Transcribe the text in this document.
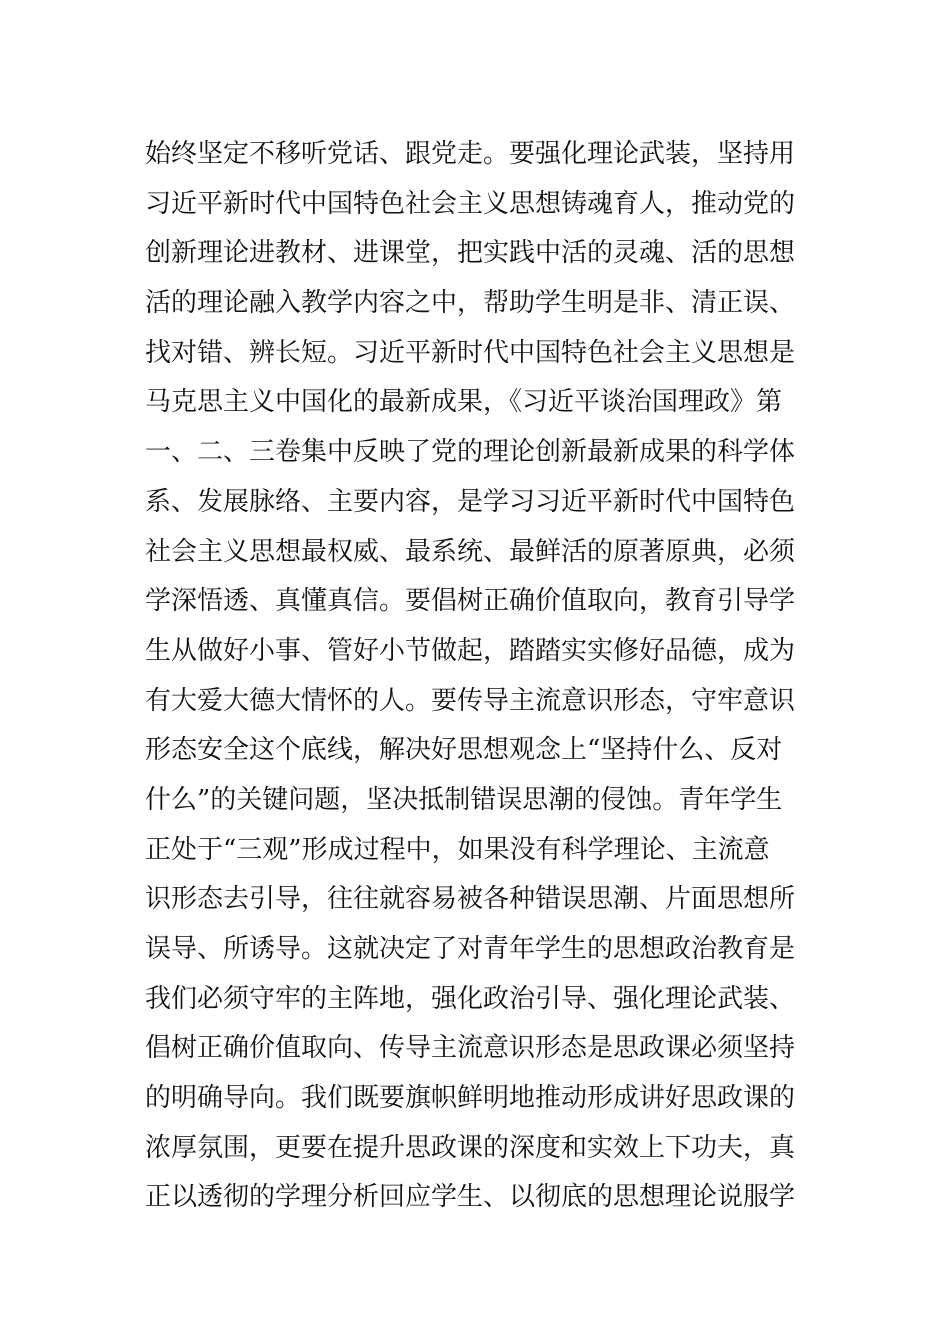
始终坚定不移听党话、跟党走。要强化理论武装，坚持用
习近平新时代中国特色社会主义思想铸魂育人，推动党的
创新理论进教材、进课堂，把实践中活的灵魂、活的思想
活的理论融入教学内容之中，帮助学生明是非、清正误、
找对错、辨长短。习近平新时代中国特色社会主义思想是
马克思主义中国化的最新成果，《习近平谈治国理政》第
一、二、三卷集中反映了党的理论创新最新成果的科学体
系、发展脉络、主要内容，是学习习近平新时代中国特色
社会主义思想最权威、最系统、最鲜活的原著原典，必须
学深悟透、真懂真信。要倡树正确价值取向，教育引导学
生从做好小事、管好小节做起，踏踏实实修好品德，成为
有大爱大德大情怀的人。要传导主流意识形态，守牢意识
形态安全这个底线，解决好思想观念上“坚持什么、反对
什么”的关键问题，坚决抵制错误思潮的侵蚀。青年学生
正处于“三观”形成过程中，如果没有科学理论、主流意
识形态去引导，往往就容易被各种错误思潮、片面思想所
误导、所诱导。这就决定了对青年学生的思想政治教育是
我们必须守牢的主阵地，强化政治引导、强化理论武装、
倡树正确价值取向、传导主流意识形态是思政课必须坚持
的明确导向。我们既要旗帜鲜明地推动形成讲好思政课的
浓厚氛围，更要在提升思政课的深度和实效上下功夫，真
正以透彻的学理分析回应学生、以彻底的思想理论说服学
__________________________________________________
- [GIVEN PROBLEM] Reproduce every record above exactly, omitting the pictures.

- [TASK SOLUTION]
Transcribe the text in this document.
始终坚定不移听党话、跟党走。要强化理论武装，坚持用
习近平新时代中国特色社会主义思想铸魂育人，推动党的
创新理论进教材、进课堂，把实践中活的灵魂、活的思想
活的理论融入教学内容之中，帮助学生明是非、清正误、
找对错、辨长短。习近平新时代中国特色社会主义思想是
马克思主义中国化的最新成果，《习近平谈治国理政》第
一、二、三卷集中反映了党的理论创新最新成果的科学体
系、发展脉络、主要内容，是学习习近平新时代中国特色
社会主义思想最权威、最系统、最鲜活的原著原典，必须
学深悟透、真懂真信。要倡树正确价值取向，教育引导学
生从做好小事、管好小节做起，踏踏实实修好品德，成为
有大爱大德大情怀的人。要传导主流意识形态，守牢意识
形态安全这个底线，解决好思想观念上“坚持什么、反对
什么”的关键问题，坚决抵制错误思潮的侵蚀。青年学生
正处于“三观”形成过程中，如果没有科学理论、主流意
识形态去引导，往往就容易被各种错误思潮、片面思想所
误导、所诱导。这就决定了对青年学生的思想政治教育是
我们必须守牢的主阵地，强化政治引导、强化理论武装、
倡树正确价值取向、传导主流意识形态是思政课必须坚持
的明确导向。我们既要旗帜鲜明地推动形成讲好思政课的
浓厚氛围，更要在提升思政课的深度和实效上下功夫，真
正以透彻的学理分析回应学生、以彻底的思想理论说服学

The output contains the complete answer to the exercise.